┌──
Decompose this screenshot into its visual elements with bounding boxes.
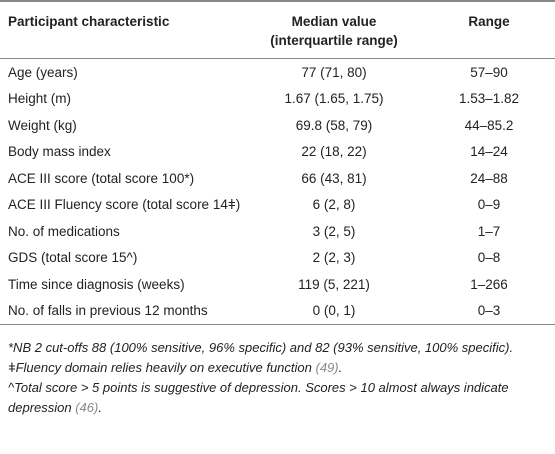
table-cell: 69.8 (58, 79) — [295, 117, 373, 133]
table-cell: 1.53–1.82 — [458, 91, 520, 107]
header-cell: Participant characteristic — [0, 1, 245, 59]
table-cell: Age (years) — [8, 64, 78, 80]
table-cell: No. of falls in previous 12 months — [8, 303, 208, 319]
footnote: *NB 2 cut-offs 88 (100% sensitive, 96% s… — [8, 338, 547, 358]
header-cell: Range — [423, 1, 555, 59]
table-cell: 0–9 — [477, 197, 501, 213]
table-cell: 14–24 — [470, 144, 508, 160]
footnote-text: . — [338, 360, 343, 375]
table-header: Participant characteristic Median value (… — [0, 1, 555, 59]
table-row: No. of falls in previous 12 months 0 (0, … — [0, 298, 555, 325]
table-row: ACE III score (total score 100*) 66 (43, … — [0, 165, 555, 192]
header-row: Participant characteristic Median value (… — [0, 1, 555, 59]
table-cell: Time since diagnosis (weeks) — [8, 276, 185, 292]
table-cell: 66 (43, 81) — [301, 170, 367, 186]
table-row: Body mass index 22 (18, 22) 14–24 — [0, 139, 555, 166]
table-cell: 0–3 — [477, 303, 501, 319]
table-cell: 0 (0, 1) — [312, 303, 356, 319]
footnote: ǂFluency domain relies heavily on execut… — [8, 358, 547, 378]
table-cell: ACE III Fluency score (total score 14ǂ) — [8, 197, 241, 213]
table-cell: 3 (2, 5) — [312, 223, 356, 239]
table-cell: 119 (5, 221) — [298, 276, 370, 292]
table-body: Age (years) 77 (71, 80) 57–90 Height (m) 1.6… — [0, 59, 555, 325]
table-cell: 24–88 — [470, 170, 508, 186]
header-text: Median value (interquartile range) — [270, 14, 398, 48]
table-cell: 1–7 — [477, 223, 501, 239]
table-cell: Weight (kg) — [8, 117, 77, 133]
table-row: GDS (total score 15^) 2 (2, 3) 0–8 — [0, 245, 555, 272]
table-cell: 57–90 — [470, 64, 508, 80]
table-cell: 44–85.2 — [464, 117, 514, 133]
footnote-text: *NB 2 cut-offs 88 (100% sensitive, 96% s… — [8, 340, 514, 355]
table-row: No. of medications 3 (2, 5) 1–7 — [0, 218, 555, 245]
header-text: Participant characteristic — [8, 14, 170, 29]
citation: (46) — [75, 400, 99, 415]
table-cell: Height (m) — [8, 91, 72, 107]
header-cell: Median value (interquartile range) — [245, 1, 423, 59]
table-row: Age (years) 77 (71, 80) 57–90 — [0, 59, 555, 86]
footnote-text: ǂFluency domain relies heavily on execut… — [8, 360, 316, 375]
citation: (49) — [315, 360, 339, 375]
table-cell: ACE III score (total score 100*) — [8, 170, 195, 186]
footnote-text: ^Total score > 5 points is suggestive of… — [8, 380, 509, 415]
table-cell: No. of medications — [8, 223, 120, 239]
footnote-text: . — [98, 400, 102, 415]
table-cell: Body mass index — [8, 144, 111, 160]
table-cell: 22 (18, 22) — [301, 144, 367, 160]
table-row: ACE III Fluency score (total score 14ǂ) 6… — [0, 192, 555, 219]
footnote: ^Total score > 5 points is suggestive of… — [8, 378, 547, 418]
table-cell: 2 (2, 3) — [312, 250, 356, 266]
table-cell: 77 (71, 80) — [301, 64, 367, 80]
table-cell: 0–8 — [477, 250, 501, 266]
table-cell: 1.67 (1.65, 1.75) — [284, 91, 384, 107]
table-row: Time since diagnosis (weeks) 119 (5, 221)… — [0, 271, 555, 298]
table-cell: 6 (2, 8) — [312, 197, 356, 213]
table-row: Weight (kg) 69.8 (58, 79) 44–85.2 — [0, 112, 555, 139]
table-row: Height (m) 1.67 (1.65, 1.75) 1.53–1.82 — [0, 86, 555, 113]
table-cell: GDS (total score 15^) — [8, 250, 138, 266]
header-text: Range — [468, 14, 510, 29]
footnotes: *NB 2 cut-offs 88 (100% sensitive, 96% s… — [0, 325, 555, 418]
table-cell: 1–266 — [470, 276, 508, 292]
table: Participant characteristic Median value (… — [0, 1, 555, 325]
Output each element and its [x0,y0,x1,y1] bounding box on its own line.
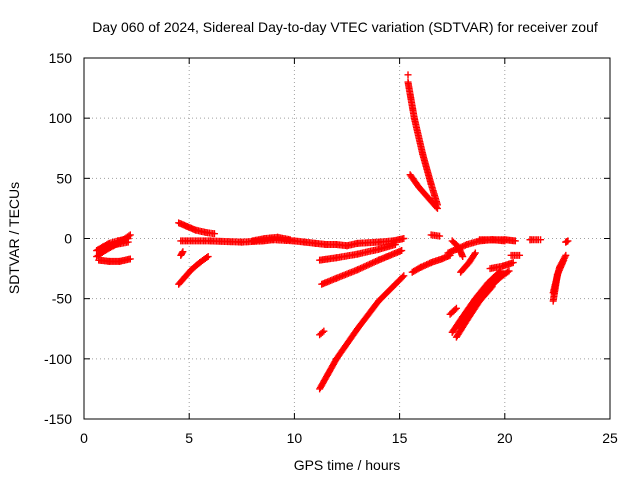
data-point [400,235,408,242]
data-point [124,238,132,246]
y-tick-label: -100 [44,351,72,367]
x-tick-label: 15 [392,430,408,446]
y-tick-label: 0 [64,231,72,247]
data-point [125,232,133,240]
data-point [562,238,570,246]
data-point [511,237,519,245]
x-tick-label: 5 [185,430,193,446]
axis-ticks: 0 5 10 15 20 25 -150 -100 -50 0 50 100 150 [44,50,618,446]
x-axis-label: GPS time / hours [294,457,401,473]
data-point [504,268,512,276]
data-point [179,248,187,256]
data-point [471,249,479,257]
data-point [204,253,212,261]
data-point [451,305,459,313]
x-tick-label: 25 [602,430,618,446]
data-point [126,231,134,239]
data-point [286,236,294,244]
data-point [516,251,524,259]
data-point [404,71,412,79]
data-point [400,272,408,280]
data-point [318,328,326,336]
x-tick-label: 10 [287,430,303,446]
data-point [399,273,407,281]
data-point [459,253,467,261]
y-tick-label: 50 [56,170,72,186]
data-point [433,204,441,212]
y-tick-label: 100 [49,110,73,126]
data-point [562,251,570,259]
data-points [93,71,572,393]
data-point [561,253,569,261]
data-point [509,259,517,267]
y-axis-label: SDTVAR / TECUs [6,182,22,294]
x-tick-label: 0 [80,430,88,446]
data-point [320,327,328,335]
chart-title: Day 060 of 2024, Sidereal Day-to-day VTE… [92,19,598,35]
data-point [436,232,444,240]
data-point [391,241,399,249]
y-tick-label: -50 [52,291,72,307]
data-point [470,250,478,258]
data-point [432,203,440,211]
data-point [126,255,134,263]
data-point [178,249,186,257]
data-point [505,267,513,275]
y-tick-label: -150 [44,411,72,427]
data-point [398,247,406,255]
x-tick-label: 20 [497,430,513,446]
data-point [210,230,218,238]
data-point [526,236,534,244]
data-point [203,254,211,262]
data-point [452,304,460,312]
data-point [537,236,545,244]
y-tick-label: 150 [49,50,73,66]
└──
§ TASK BRIEF:
Reproduce all of the data above line for line, without the pictures.

§ SOLUTION TO THIS EXERCISE:
Decompose this screenshot into its visual elements with bounding boxes.
table-cell: 69.8 (58, 79) — [295, 117, 373, 133]
table-cell: 1.53–1.82 — [458, 91, 520, 107]
header-cell: Participant characteristic — [0, 1, 245, 59]
table-cell: Age (years) — [8, 64, 78, 80]
table-cell: No. of falls in previous 12 months — [8, 303, 208, 319]
footnote: *NB 2 cut-offs 88 (100% sensitive, 96% s… — [8, 338, 547, 358]
header-cell: Range — [423, 1, 555, 59]
table-cell: 0–9 — [477, 197, 501, 213]
table-cell: 14–24 — [470, 144, 508, 160]
footnote-text: . — [338, 360, 343, 375]
table-header: Participant characteristic Median value (… — [0, 1, 555, 59]
table-row: No. of falls in previous 12 months 0 (0, … — [0, 298, 555, 325]
table-row: ACE III score (total score 100*) 66 (43, … — [0, 165, 555, 192]
header-row: Participant characteristic Median value (… — [0, 1, 555, 59]
table-cell: Time since diagnosis (weeks) — [8, 276, 185, 292]
table-cell: 66 (43, 81) — [301, 170, 367, 186]
table-row: Body mass index 22 (18, 22) 14–24 — [0, 139, 555, 166]
table-cell: 0–3 — [477, 303, 501, 319]
table-cell: 0 (0, 1) — [312, 303, 356, 319]
footnote: ǂFluency domain relies heavily on execut… — [8, 358, 547, 378]
table-cell: ACE III Fluency score (total score 14ǂ) — [8, 197, 241, 213]
table-cell: 3 (2, 5) — [312, 223, 356, 239]
table-cell: 119 (5, 221) — [298, 276, 370, 292]
table-body: Age (years) 77 (71, 80) 57–90 Height (m) 1.6… — [0, 59, 555, 325]
table-cell: 24–88 — [470, 170, 508, 186]
header-text: Median value (interquartile range) — [270, 14, 398, 48]
table-cell: 1–7 — [477, 223, 501, 239]
table-cell: Weight (kg) — [8, 117, 77, 133]
table-row: GDS (total score 15^) 2 (2, 3) 0–8 — [0, 245, 555, 272]
table-cell: 57–90 — [470, 64, 508, 80]
table-cell: 44–85.2 — [464, 117, 514, 133]
footnote-text: *NB 2 cut-offs 88 (100% sensitive, 96% s… — [8, 340, 514, 355]
table-row: No. of medications 3 (2, 5) 1–7 — [0, 218, 555, 245]
header-text: Participant characteristic — [8, 14, 170, 29]
citation: (46) — [75, 400, 99, 415]
table-cell: Height (m) — [8, 91, 72, 107]
header-cell: Median value (interquartile range) — [245, 1, 423, 59]
table-row: Age (years) 77 (71, 80) 57–90 — [0, 59, 555, 86]
footnote-text: ǂFluency domain relies heavily on execut… — [8, 360, 316, 375]
citation: (49) — [315, 360, 339, 375]
table-cell: ACE III score (total score 100*) — [8, 170, 195, 186]
footnote-text: ^Total score > 5 points is suggestive of… — [8, 380, 509, 415]
table-cell: No. of medications — [8, 223, 120, 239]
footnote-text: . — [98, 400, 102, 415]
table-cell: Body mass index — [8, 144, 111, 160]
table-cell: 22 (18, 22) — [301, 144, 367, 160]
table-row: ACE III Fluency score (total score 14ǂ) 6… — [0, 192, 555, 219]
footnote: ^Total score > 5 points is suggestive of… — [8, 378, 547, 418]
table-cell: 2 (2, 3) — [312, 250, 356, 266]
table-cell: 77 (71, 80) — [301, 64, 367, 80]
table-cell: 0–8 — [477, 250, 501, 266]
table-cell: 1.67 (1.65, 1.75) — [284, 91, 384, 107]
table-row: Time since diagnosis (weeks) 119 (5, 221)… — [0, 271, 555, 298]
table-cell: 6 (2, 8) — [312, 197, 356, 213]
table-row: Weight (kg) 69.8 (58, 79) 44–85.2 — [0, 112, 555, 139]
table-row: Height (m) 1.67 (1.65, 1.75) 1.53–1.82 — [0, 86, 555, 113]
table-cell: GDS (total score 15^) — [8, 250, 138, 266]
header-text: Range — [468, 14, 510, 29]
footnotes: *NB 2 cut-offs 88 (100% sensitive, 96% s… — [0, 325, 555, 418]
table-cell: 1–266 — [470, 276, 508, 292]
table: Participant characteristic Median value (… — [0, 1, 555, 325]
Output each element and its [x0,y0,x1,y1] bounding box on its own line.
data-point [400,235,408,242]
data-point [124,238,132,246]
y-tick-label: -100 [44,351,72,367]
x-tick-label: 15 [392,430,408,446]
y-tick-label: 0 [64,231,72,247]
data-point [125,232,133,240]
data-point [562,238,570,246]
data-point [511,237,519,245]
x-tick-label: 5 [185,430,193,446]
axis-ticks: 0 5 10 15 20 25 -150 -100 -50 0 50 100 150 [44,50,618,446]
x-axis-label: GPS time / hours [294,457,401,473]
data-point [504,268,512,276]
data-point [179,248,187,256]
data-point [471,249,479,257]
data-point [204,253,212,261]
data-point [451,305,459,313]
x-tick-label: 25 [602,430,618,446]
data-point [126,231,134,239]
data-point [286,236,294,244]
data-point [516,251,524,259]
data-point [404,71,412,79]
data-point [400,272,408,280]
data-point [318,328,326,336]
x-tick-label: 10 [287,430,303,446]
data-point [399,273,407,281]
data-point [459,253,467,261]
y-tick-label: 50 [56,170,72,186]
data-point [433,204,441,212]
y-tick-label: 100 [49,110,73,126]
data-point [562,251,570,259]
data-points [93,71,572,393]
data-point [561,253,569,261]
data-point [509,259,517,267]
y-axis-label: SDTVAR / TECUs [6,182,22,294]
x-tick-label: 0 [80,430,88,446]
data-point [320,327,328,335]
chart-title: Day 060 of 2024, Sidereal Day-to-day VTE… [92,19,598,35]
data-point [436,232,444,240]
data-point [391,241,399,249]
y-tick-label: -50 [52,291,72,307]
data-point [470,250,478,258]
data-point [432,203,440,211]
data-point [126,255,134,263]
data-point [178,249,186,257]
data-point [505,267,513,275]
y-tick-label: -150 [44,411,72,427]
data-point [398,247,406,255]
x-tick-label: 20 [497,430,513,446]
data-point [210,230,218,238]
data-point [526,236,534,244]
data-point [203,254,211,262]
data-point [452,304,460,312]
data-point [537,236,545,244]
y-tick-label: 150 [49,50,73,66]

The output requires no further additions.